[Job]
Among the lines listed below, count those that include the string "subtitle", and state only the count.

------------------------------------------------------------------------

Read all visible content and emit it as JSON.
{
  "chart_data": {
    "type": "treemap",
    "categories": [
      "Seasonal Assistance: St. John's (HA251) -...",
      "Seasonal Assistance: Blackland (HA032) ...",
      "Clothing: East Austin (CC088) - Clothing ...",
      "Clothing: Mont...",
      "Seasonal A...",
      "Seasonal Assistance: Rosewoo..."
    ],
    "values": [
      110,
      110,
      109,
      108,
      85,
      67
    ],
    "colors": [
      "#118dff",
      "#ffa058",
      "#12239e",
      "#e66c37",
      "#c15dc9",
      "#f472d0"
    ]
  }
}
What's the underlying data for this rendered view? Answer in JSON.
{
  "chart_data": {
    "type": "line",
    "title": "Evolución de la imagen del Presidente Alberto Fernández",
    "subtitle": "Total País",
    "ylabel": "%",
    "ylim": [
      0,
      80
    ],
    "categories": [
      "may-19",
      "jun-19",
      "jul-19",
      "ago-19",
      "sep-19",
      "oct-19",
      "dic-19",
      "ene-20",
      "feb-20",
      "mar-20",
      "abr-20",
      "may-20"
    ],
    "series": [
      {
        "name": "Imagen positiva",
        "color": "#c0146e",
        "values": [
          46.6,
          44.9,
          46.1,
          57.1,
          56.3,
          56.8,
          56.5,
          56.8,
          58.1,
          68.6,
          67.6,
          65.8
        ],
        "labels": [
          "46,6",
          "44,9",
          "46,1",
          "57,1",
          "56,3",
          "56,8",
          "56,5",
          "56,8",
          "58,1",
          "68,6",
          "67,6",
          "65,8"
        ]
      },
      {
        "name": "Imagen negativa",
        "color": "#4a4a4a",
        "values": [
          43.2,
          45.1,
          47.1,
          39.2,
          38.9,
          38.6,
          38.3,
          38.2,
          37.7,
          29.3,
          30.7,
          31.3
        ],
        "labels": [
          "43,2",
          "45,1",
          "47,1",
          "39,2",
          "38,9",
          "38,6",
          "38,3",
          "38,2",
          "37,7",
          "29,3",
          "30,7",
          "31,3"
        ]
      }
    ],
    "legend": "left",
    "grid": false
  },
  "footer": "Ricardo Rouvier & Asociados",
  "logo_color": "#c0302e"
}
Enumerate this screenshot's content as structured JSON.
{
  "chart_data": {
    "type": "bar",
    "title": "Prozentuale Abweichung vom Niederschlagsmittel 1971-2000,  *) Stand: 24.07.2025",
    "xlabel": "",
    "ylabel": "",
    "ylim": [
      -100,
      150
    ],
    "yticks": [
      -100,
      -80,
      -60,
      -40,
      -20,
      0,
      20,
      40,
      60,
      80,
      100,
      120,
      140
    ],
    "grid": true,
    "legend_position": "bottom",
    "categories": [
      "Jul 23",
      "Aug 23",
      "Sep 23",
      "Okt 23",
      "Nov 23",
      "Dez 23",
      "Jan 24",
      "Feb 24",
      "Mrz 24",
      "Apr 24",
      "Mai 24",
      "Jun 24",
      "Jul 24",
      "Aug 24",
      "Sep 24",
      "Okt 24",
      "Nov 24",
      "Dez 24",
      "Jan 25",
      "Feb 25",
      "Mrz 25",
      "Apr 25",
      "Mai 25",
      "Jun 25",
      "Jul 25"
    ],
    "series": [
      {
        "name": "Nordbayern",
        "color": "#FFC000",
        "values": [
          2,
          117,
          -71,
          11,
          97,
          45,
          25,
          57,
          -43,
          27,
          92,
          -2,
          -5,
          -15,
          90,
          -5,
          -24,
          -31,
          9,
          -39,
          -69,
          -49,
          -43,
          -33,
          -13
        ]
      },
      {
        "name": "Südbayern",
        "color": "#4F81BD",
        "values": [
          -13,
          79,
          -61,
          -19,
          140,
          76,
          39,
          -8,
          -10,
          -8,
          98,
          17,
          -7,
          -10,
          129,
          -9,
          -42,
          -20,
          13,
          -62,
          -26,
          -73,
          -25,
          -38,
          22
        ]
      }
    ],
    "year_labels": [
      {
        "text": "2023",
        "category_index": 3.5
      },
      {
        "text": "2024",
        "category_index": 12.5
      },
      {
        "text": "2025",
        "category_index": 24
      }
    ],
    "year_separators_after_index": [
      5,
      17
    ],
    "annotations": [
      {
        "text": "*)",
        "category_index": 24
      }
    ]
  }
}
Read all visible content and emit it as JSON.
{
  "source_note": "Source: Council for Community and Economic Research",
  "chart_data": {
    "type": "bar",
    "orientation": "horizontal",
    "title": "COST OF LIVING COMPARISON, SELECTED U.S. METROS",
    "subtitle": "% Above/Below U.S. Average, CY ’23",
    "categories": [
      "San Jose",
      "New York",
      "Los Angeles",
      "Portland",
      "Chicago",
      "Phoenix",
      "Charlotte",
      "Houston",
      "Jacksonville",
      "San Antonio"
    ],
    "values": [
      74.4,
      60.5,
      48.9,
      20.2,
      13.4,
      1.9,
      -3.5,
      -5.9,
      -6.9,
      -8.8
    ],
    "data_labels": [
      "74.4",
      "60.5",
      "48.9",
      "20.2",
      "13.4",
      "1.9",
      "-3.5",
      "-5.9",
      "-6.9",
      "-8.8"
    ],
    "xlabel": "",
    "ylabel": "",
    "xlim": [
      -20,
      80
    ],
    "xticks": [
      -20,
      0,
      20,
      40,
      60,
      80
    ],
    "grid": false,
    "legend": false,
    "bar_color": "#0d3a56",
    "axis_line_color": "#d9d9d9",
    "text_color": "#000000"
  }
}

------------------------------------------------------------------------

[Completed task]
2